== WHAT IS BEING ASKED ==
Convert the rows below into a Markdown table with two columns, No. and Line, giving each non-blank line its own numbered row. Leave the pictures out of the table.

[Raw rows]

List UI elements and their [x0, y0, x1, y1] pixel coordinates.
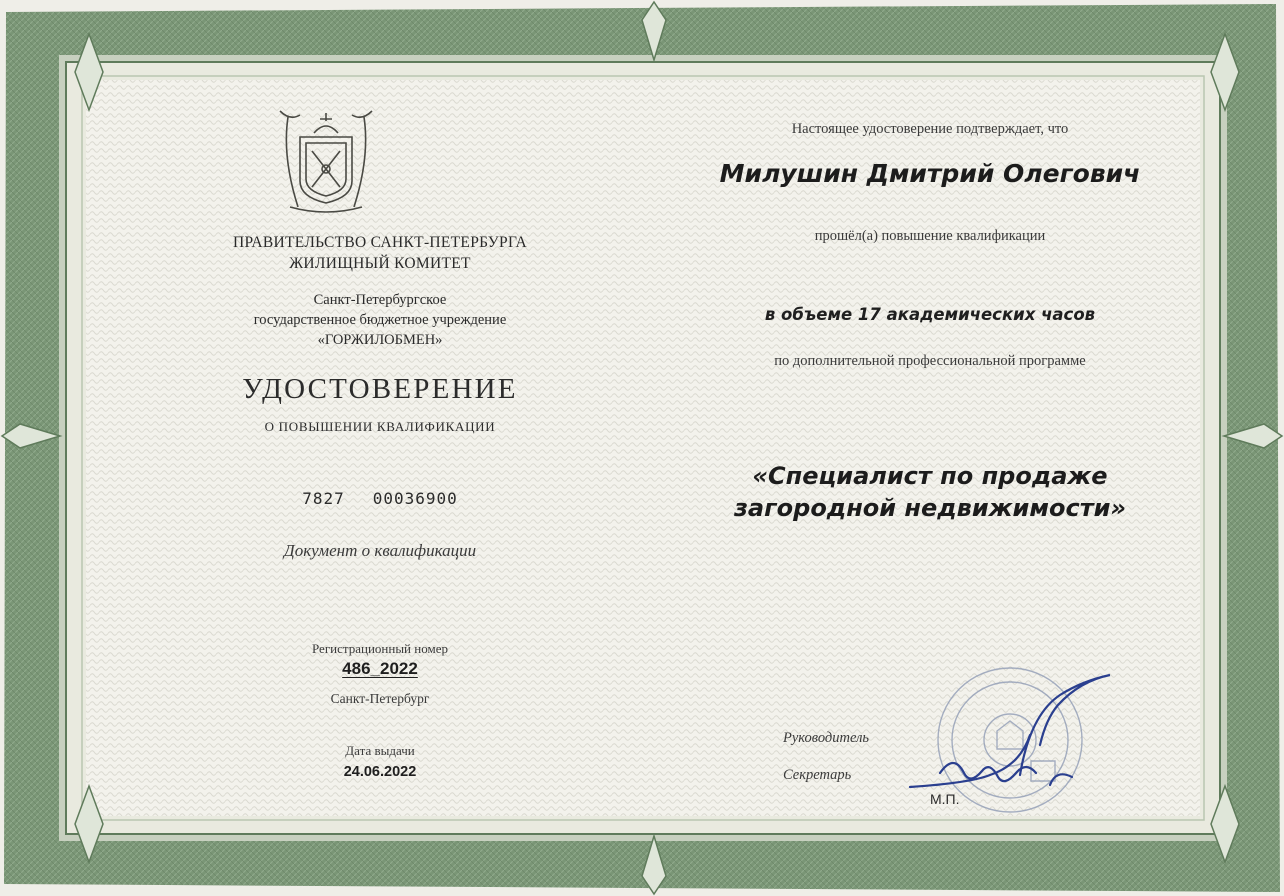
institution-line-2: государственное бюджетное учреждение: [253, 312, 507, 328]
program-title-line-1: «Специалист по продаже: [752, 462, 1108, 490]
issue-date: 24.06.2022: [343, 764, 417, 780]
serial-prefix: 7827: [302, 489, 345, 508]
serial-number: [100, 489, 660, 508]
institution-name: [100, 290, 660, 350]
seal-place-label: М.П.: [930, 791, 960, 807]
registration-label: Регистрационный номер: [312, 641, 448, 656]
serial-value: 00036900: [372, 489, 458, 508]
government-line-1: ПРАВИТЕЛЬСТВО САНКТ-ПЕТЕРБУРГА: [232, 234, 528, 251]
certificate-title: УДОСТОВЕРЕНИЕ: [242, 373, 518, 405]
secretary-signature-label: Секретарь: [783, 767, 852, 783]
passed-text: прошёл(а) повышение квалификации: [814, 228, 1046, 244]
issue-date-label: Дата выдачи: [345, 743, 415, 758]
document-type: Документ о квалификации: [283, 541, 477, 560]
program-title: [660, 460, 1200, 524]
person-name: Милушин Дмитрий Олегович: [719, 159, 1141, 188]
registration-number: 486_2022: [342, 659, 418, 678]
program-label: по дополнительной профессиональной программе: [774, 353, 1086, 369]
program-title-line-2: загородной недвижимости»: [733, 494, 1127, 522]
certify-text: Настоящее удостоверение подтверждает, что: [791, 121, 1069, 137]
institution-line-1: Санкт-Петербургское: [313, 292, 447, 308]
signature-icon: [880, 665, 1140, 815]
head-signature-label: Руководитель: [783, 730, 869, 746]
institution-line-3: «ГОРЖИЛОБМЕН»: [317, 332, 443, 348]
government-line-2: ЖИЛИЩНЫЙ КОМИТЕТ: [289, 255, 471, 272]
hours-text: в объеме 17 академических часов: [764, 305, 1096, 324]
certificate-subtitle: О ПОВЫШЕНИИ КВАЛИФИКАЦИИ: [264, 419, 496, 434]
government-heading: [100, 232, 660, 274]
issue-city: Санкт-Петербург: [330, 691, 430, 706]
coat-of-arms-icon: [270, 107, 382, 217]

== SOLUTION ==
| No. | Line |
|---|---|
| 1 | List UI elements and their [x0, y0, x1, y1] pixel coordinates. |
| 2 | institution-line-2: государственное бюджетное учреждение: [253, 312, 507, 328] |
| 3 | program-title-line-1: «Специалист по продаже: [752, 462, 1108, 490] |
| 4 | issue-date: 24.06.2022: [343, 764, 417, 780] |
| 5 | serial-prefix: 7827: [302, 489, 345, 508] |
| 6 | serial-number: [100, 489, 660, 508] |
| 7 | institution-name: [100, 290, 660, 350] |
| 8 | seal-place-label: М.П.: [930, 791, 960, 807] |
| 9 | registration-label: Регистрационный номер: [312, 641, 448, 656] |
| 10 | serial-value: 00036900: [372, 489, 458, 508] |
| 11 | government-line-1: ПРАВИТЕЛЬСТВО САНКТ-ПЕТЕРБУРГА: [232, 234, 528, 251] |
| 12 | certificate-title: УДОСТОВЕРЕНИЕ: [242, 373, 518, 405] |
| 13 | secretary-signature-label: Секретарь: [783, 767, 852, 783] |
| 14 | passed-text: прошёл(а) повышение квалификации: [814, 228, 1046, 244] |
| 15 | issue-date-label: Дата выдачи: [345, 743, 415, 758] |
| 16 | document-type: Документ о квалификации: [283, 541, 477, 560] |
| 17 | program-title: [660, 460, 1200, 524] |
| 18 | person-name: Милушин Дмитрий Олегович: [719, 159, 1141, 188] |
| 19 | registration-number: 486_2022: [342, 659, 418, 678] |
| 20 | program-label: по дополнительной профессиональной программе: [774, 353, 1086, 369] |
| 21 | program-title-line-2: загородной недвижимости»: [733, 494, 1127, 522] |
| 22 | certify-text: Настоящее удостоверение подтверждает, что: [791, 121, 1069, 137] |
| 23 | institution-line-1: Санкт-Петербургское: [313, 292, 447, 308] |
| 24 | signature-icon: [880, 665, 1140, 815] |
| 25 | head-signature-label: Руководитель: [783, 730, 869, 746] |
| 26 | institution-line-3: «ГОРЖИЛОБМЕН»: [317, 332, 443, 348] |
| 27 | government-line-2: ЖИЛИЩНЫЙ КОМИТЕТ: [289, 255, 471, 272] |
| 28 | hours-text: в объеме 17 академических часов: [764, 305, 1096, 324] |
| 29 | certificate-subtitle: О ПОВЫШЕНИИ КВАЛИФИКАЦИИ: [264, 419, 496, 434] |
| 30 | government-heading: [100, 232, 660, 274] |
| 31 | issue-city: Санкт-Петербург: [330, 691, 430, 706] |
| 32 | coat-of-arms-icon: [270, 107, 382, 217] |